***** RECORDS SHOWN

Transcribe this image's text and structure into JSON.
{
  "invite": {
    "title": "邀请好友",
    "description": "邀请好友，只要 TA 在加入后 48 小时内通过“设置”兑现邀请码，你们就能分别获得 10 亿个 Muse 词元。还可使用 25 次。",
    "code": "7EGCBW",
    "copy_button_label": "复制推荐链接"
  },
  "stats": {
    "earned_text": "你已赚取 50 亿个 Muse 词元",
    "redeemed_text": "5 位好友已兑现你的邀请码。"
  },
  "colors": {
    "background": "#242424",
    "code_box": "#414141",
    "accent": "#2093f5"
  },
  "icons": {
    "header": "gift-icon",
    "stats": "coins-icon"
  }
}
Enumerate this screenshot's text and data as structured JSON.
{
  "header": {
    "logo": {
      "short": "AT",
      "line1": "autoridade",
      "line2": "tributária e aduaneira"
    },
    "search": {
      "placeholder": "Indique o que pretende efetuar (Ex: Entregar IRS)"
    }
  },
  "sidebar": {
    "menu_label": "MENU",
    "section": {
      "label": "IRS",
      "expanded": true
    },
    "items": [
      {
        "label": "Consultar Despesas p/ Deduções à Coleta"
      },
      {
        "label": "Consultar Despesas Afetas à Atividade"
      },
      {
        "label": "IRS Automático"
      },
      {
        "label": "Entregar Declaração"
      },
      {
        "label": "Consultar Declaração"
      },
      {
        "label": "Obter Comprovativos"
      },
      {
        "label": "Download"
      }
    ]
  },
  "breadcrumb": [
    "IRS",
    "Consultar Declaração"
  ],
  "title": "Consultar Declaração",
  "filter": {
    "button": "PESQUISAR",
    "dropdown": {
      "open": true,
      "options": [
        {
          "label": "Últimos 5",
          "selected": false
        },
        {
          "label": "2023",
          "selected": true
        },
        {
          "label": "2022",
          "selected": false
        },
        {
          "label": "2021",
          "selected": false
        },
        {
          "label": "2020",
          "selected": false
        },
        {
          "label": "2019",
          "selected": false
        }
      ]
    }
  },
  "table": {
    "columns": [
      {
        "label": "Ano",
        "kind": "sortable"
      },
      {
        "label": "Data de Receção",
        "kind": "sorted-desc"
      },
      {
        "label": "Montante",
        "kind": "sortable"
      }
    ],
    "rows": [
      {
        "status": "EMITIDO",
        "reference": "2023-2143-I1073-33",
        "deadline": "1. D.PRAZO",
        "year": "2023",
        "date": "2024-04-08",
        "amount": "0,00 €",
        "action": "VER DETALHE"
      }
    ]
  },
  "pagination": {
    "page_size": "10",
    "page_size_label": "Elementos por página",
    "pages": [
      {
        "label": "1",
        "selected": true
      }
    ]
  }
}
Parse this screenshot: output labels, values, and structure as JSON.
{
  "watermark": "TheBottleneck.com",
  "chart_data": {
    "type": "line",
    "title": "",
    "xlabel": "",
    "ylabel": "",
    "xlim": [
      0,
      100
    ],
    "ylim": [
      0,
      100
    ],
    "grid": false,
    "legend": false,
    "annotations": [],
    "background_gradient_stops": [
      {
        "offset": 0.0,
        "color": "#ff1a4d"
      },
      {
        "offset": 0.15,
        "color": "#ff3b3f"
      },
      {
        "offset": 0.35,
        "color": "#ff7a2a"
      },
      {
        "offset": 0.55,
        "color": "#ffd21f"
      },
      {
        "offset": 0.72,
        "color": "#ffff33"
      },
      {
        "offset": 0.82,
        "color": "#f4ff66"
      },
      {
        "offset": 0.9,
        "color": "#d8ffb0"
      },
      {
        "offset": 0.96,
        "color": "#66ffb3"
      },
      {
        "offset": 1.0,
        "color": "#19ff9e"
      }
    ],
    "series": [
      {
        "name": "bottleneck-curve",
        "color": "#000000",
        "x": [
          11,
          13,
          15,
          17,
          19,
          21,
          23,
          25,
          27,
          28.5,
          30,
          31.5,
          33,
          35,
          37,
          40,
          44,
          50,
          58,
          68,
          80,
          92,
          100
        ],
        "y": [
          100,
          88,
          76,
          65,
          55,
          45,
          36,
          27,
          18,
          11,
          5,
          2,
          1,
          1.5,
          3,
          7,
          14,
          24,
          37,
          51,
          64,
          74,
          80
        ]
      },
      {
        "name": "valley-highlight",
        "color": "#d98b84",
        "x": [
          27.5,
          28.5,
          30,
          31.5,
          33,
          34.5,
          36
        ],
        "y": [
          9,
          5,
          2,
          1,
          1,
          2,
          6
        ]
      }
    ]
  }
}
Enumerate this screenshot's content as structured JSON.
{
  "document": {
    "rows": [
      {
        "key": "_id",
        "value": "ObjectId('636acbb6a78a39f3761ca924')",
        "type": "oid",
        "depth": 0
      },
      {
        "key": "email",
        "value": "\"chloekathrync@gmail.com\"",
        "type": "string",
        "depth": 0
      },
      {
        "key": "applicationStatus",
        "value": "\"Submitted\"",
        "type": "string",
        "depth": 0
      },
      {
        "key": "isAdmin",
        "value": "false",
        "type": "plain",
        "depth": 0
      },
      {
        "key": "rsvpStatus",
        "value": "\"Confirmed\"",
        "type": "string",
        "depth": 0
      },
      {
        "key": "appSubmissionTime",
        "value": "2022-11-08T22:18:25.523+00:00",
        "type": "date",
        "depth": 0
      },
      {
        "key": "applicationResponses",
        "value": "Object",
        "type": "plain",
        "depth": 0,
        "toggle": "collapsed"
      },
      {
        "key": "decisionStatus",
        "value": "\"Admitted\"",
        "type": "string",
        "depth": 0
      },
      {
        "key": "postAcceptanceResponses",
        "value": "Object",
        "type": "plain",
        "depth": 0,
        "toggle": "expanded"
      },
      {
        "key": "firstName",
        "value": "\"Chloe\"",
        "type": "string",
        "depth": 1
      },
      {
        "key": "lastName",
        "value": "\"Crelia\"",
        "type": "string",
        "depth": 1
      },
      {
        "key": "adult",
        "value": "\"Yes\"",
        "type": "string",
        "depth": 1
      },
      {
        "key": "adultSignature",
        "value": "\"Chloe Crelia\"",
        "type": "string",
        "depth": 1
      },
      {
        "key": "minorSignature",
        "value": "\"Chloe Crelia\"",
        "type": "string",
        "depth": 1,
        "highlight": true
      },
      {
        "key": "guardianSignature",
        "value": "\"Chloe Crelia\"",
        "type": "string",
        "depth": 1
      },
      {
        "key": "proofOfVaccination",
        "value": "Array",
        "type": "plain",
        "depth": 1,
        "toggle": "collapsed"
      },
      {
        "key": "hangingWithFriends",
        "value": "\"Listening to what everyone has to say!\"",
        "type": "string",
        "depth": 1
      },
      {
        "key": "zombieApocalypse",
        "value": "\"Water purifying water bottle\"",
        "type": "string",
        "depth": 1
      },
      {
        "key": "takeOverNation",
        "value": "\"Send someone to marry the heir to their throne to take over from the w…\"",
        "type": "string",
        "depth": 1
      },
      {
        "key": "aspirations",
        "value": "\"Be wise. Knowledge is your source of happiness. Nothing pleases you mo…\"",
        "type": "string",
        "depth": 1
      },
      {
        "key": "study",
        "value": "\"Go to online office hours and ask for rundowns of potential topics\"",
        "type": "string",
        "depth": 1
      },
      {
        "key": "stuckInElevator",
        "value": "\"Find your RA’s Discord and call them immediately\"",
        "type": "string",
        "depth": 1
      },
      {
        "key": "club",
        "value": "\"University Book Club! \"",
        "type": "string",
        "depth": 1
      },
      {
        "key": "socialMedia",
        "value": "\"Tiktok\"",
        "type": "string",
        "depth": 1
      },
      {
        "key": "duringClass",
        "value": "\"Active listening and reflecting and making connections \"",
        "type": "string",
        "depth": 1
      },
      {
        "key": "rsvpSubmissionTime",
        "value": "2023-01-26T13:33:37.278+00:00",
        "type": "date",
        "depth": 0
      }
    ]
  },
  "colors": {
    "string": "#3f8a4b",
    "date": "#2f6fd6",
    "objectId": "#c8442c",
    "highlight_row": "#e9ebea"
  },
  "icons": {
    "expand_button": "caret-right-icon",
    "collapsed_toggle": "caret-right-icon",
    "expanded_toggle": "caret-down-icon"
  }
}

**********

* WRITTEN TASK:
Examine the records and report how many lines contain the string "true". Only the number should be given.

* EXERCISE SOLUTION:
5